> TASK DIRECTIONS: Nothing should be left out: output all of the entries exactly.

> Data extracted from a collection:
══════
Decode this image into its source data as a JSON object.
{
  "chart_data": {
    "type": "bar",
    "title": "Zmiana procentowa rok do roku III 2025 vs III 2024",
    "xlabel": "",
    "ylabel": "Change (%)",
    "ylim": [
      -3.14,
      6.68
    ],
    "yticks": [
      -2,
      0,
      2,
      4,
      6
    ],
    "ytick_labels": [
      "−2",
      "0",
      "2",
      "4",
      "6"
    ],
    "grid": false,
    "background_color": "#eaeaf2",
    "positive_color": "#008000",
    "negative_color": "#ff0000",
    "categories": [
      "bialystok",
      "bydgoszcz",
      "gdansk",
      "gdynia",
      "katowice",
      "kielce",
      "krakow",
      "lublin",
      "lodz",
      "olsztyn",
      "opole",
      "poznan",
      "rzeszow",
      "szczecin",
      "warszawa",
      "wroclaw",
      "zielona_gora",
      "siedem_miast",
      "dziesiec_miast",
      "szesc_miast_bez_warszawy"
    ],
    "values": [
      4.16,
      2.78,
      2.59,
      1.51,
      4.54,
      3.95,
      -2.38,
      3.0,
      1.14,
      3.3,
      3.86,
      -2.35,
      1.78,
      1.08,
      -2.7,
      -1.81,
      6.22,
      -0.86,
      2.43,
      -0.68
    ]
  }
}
══════
> FINISHED EXERCISE:
Decode this image into its source data as a JSON object.
{
  "chart_data": {
    "type": "bar",
    "title": "Zmiana procentowa rok do roku III 2025 vs III 2024",
    "xlabel": "",
    "ylabel": "Change (%)",
    "ylim": [
      -3.14,
      6.68
    ],
    "yticks": [
      -2,
      0,
      2,
      4,
      6
    ],
    "ytick_labels": [
      "−2",
      "0",
      "2",
      "4",
      "6"
    ],
    "grid": false,
    "background_color": "#eaeaf2",
    "positive_color": "#008000",
    "negative_color": "#ff0000",
    "categories": [
      "bialystok",
      "bydgoszcz",
      "gdansk",
      "gdynia",
      "katowice",
      "kielce",
      "krakow",
      "lublin",
      "lodz",
      "olsztyn",
      "opole",
      "poznan",
      "rzeszow",
      "szczecin",
      "warszawa",
      "wroclaw",
      "zielona_gora",
      "siedem_miast",
      "dziesiec_miast",
      "szesc_miast_bez_warszawy"
    ],
    "values": [
      4.16,
      2.78,
      2.59,
      1.51,
      4.54,
      3.95,
      -2.38,
      3.0,
      1.14,
      3.3,
      3.86,
      -2.35,
      1.78,
      1.08,
      -2.7,
      -1.81,
      6.22,
      -0.86,
      2.43,
      -0.68
    ]
  }
}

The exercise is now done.